● **Input for this task**
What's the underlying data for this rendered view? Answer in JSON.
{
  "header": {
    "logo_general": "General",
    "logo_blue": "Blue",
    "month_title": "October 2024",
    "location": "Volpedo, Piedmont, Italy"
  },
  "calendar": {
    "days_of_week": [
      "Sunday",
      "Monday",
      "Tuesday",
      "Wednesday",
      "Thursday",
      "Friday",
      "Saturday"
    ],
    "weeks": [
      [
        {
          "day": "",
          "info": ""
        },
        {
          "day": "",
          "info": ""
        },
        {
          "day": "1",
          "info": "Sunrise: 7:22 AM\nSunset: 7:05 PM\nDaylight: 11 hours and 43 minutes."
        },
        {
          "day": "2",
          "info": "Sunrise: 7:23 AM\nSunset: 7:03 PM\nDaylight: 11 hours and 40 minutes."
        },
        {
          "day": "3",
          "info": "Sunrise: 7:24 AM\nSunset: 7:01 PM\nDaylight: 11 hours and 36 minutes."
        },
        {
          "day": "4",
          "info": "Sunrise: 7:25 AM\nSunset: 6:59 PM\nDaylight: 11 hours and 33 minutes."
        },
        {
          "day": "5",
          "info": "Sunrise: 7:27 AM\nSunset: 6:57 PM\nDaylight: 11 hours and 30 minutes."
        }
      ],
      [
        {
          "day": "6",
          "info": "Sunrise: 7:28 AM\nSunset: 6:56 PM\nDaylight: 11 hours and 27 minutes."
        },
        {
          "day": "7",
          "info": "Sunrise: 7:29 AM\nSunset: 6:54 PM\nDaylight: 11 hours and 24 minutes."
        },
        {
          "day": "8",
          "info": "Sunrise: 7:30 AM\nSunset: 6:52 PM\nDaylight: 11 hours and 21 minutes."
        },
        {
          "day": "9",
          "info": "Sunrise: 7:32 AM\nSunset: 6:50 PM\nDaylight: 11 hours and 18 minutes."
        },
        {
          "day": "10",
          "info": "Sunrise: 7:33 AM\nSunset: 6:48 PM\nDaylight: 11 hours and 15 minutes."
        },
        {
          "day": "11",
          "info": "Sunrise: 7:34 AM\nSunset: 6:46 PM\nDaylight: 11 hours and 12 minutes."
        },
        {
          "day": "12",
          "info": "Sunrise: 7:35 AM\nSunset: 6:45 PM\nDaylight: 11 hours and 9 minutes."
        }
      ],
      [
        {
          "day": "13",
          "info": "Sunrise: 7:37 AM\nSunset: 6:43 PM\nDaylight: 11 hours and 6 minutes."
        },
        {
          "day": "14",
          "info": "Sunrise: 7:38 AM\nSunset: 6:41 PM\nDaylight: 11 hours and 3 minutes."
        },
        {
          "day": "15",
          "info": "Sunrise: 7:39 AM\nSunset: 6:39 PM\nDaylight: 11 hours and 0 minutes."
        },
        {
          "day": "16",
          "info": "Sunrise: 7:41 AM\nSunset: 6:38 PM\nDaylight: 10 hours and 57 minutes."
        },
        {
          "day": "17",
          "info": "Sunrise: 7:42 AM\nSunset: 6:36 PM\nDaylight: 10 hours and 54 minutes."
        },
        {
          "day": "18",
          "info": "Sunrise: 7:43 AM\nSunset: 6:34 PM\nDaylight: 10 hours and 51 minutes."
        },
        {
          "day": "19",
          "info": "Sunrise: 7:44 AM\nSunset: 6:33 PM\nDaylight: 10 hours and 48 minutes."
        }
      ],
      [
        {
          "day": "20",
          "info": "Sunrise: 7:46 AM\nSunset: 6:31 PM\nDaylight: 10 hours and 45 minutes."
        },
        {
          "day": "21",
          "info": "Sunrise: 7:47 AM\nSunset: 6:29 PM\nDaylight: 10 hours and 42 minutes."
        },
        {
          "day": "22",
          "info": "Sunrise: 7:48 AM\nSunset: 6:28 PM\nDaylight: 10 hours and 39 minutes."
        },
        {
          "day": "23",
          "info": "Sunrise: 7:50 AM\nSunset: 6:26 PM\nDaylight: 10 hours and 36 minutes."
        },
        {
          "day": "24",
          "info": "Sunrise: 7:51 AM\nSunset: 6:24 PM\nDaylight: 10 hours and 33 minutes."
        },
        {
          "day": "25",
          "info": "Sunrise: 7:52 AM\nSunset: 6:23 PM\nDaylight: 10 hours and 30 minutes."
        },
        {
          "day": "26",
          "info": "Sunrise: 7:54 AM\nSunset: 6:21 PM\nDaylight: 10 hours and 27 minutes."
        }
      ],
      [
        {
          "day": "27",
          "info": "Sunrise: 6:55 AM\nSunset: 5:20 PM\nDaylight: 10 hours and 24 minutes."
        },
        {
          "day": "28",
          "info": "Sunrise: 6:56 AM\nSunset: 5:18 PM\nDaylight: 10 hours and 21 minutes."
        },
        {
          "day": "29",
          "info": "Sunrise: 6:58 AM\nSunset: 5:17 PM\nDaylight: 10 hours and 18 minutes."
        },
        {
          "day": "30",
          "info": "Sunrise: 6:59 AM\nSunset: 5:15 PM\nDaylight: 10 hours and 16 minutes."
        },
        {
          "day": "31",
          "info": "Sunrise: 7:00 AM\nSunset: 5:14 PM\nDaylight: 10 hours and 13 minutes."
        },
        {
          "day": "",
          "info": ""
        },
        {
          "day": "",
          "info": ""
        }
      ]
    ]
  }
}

● **Problem to solve**
Transcribe the data above in full, exactly.

● **Answer for this exercise**
What's the underlying data for this rendered view? Answer in JSON.
{
  "header": {
    "logo_general": "General",
    "logo_blue": "Blue",
    "month_title": "October 2024",
    "location": "Volpedo, Piedmont, Italy"
  },
  "calendar": {
    "days_of_week": [
      "Sunday",
      "Monday",
      "Tuesday",
      "Wednesday",
      "Thursday",
      "Friday",
      "Saturday"
    ],
    "weeks": [
      [
        {
          "day": "",
          "info": ""
        },
        {
          "day": "",
          "info": ""
        },
        {
          "day": "1",
          "info": "Sunrise: 7:22 AM\nSunset: 7:05 PM\nDaylight: 11 hours and 43 minutes."
        },
        {
          "day": "2",
          "info": "Sunrise: 7:23 AM\nSunset: 7:03 PM\nDaylight: 11 hours and 40 minutes."
        },
        {
          "day": "3",
          "info": "Sunrise: 7:24 AM\nSunset: 7:01 PM\nDaylight: 11 hours and 36 minutes."
        },
        {
          "day": "4",
          "info": "Sunrise: 7:25 AM\nSunset: 6:59 PM\nDaylight: 11 hours and 33 minutes."
        },
        {
          "day": "5",
          "info": "Sunrise: 7:27 AM\nSunset: 6:57 PM\nDaylight: 11 hours and 30 minutes."
        }
      ],
      [
        {
          "day": "6",
          "info": "Sunrise: 7:28 AM\nSunset: 6:56 PM\nDaylight: 11 hours and 27 minutes."
        },
        {
          "day": "7",
          "info": "Sunrise: 7:29 AM\nSunset: 6:54 PM\nDaylight: 11 hours and 24 minutes."
        },
        {
          "day": "8",
          "info": "Sunrise: 7:30 AM\nSunset: 6:52 PM\nDaylight: 11 hours and 21 minutes."
        },
        {
          "day": "9",
          "info": "Sunrise: 7:32 AM\nSunset: 6:50 PM\nDaylight: 11 hours and 18 minutes."
        },
        {
          "day": "10",
          "info": "Sunrise: 7:33 AM\nSunset: 6:48 PM\nDaylight: 11 hours and 15 minutes."
        },
        {
          "day": "11",
          "info": "Sunrise: 7:34 AM\nSunset: 6:46 PM\nDaylight: 11 hours and 12 minutes."
        },
        {
          "day": "12",
          "info": "Sunrise: 7:35 AM\nSunset: 6:45 PM\nDaylight: 11 hours and 9 minutes."
        }
      ],
      [
        {
          "day": "13",
          "info": "Sunrise: 7:37 AM\nSunset: 6:43 PM\nDaylight: 11 hours and 6 minutes."
        },
        {
          "day": "14",
          "info": "Sunrise: 7:38 AM\nSunset: 6:41 PM\nDaylight: 11 hours and 3 minutes."
        },
        {
          "day": "15",
          "info": "Sunrise: 7:39 AM\nSunset: 6:39 PM\nDaylight: 11 hours and 0 minutes."
        },
        {
          "day": "16",
          "info": "Sunrise: 7:41 AM\nSunset: 6:38 PM\nDaylight: 10 hours and 57 minutes."
        },
        {
          "day": "17",
          "info": "Sunrise: 7:42 AM\nSunset: 6:36 PM\nDaylight: 10 hours and 54 minutes."
        },
        {
          "day": "18",
          "info": "Sunrise: 7:43 AM\nSunset: 6:34 PM\nDaylight: 10 hours and 51 minutes."
        },
        {
          "day": "19",
          "info": "Sunrise: 7:44 AM\nSunset: 6:33 PM\nDaylight: 10 hours and 48 minutes."
        }
      ],
      [
        {
          "day": "20",
          "info": "Sunrise: 7:46 AM\nSunset: 6:31 PM\nDaylight: 10 hours and 45 minutes."
        },
        {
          "day": "21",
          "info": "Sunrise: 7:47 AM\nSunset: 6:29 PM\nDaylight: 10 hours and 42 minutes."
        },
        {
          "day": "22",
          "info": "Sunrise: 7:48 AM\nSunset: 6:28 PM\nDaylight: 10 hours and 39 minutes."
        },
        {
          "day": "23",
          "info": "Sunrise: 7:50 AM\nSunset: 6:26 PM\nDaylight: 10 hours and 36 minutes."
        },
        {
          "day": "24",
          "info": "Sunrise: 7:51 AM\nSunset: 6:24 PM\nDaylight: 10 hours and 33 minutes."
        },
        {
          "day": "25",
          "info": "Sunrise: 7:52 AM\nSunset: 6:23 PM\nDaylight: 10 hours and 30 minutes."
        },
        {
          "day": "26",
          "info": "Sunrise: 7:54 AM\nSunset: 6:21 PM\nDaylight: 10 hours and 27 minutes."
        }
      ],
      [
        {
          "day": "27",
          "info": "Sunrise: 6:55 AM\nSunset: 5:20 PM\nDaylight: 10 hours and 24 minutes."
        },
        {
          "day": "28",
          "info": "Sunrise: 6:56 AM\nSunset: 5:18 PM\nDaylight: 10 hours and 21 minutes."
        },
        {
          "day": "29",
          "info": "Sunrise: 6:58 AM\nSunset: 5:17 PM\nDaylight: 10 hours and 18 minutes."
        },
        {
          "day": "30",
          "info": "Sunrise: 6:59 AM\nSunset: 5:15 PM\nDaylight: 10 hours and 16 minutes."
        },
        {
          "day": "31",
          "info": "Sunrise: 7:00 AM\nSunset: 5:14 PM\nDaylight: 10 hours and 13 minutes."
        },
        {
          "day": "",
          "info": ""
        },
        {
          "day": "",
          "info": ""
        }
      ]
    ]
  }
}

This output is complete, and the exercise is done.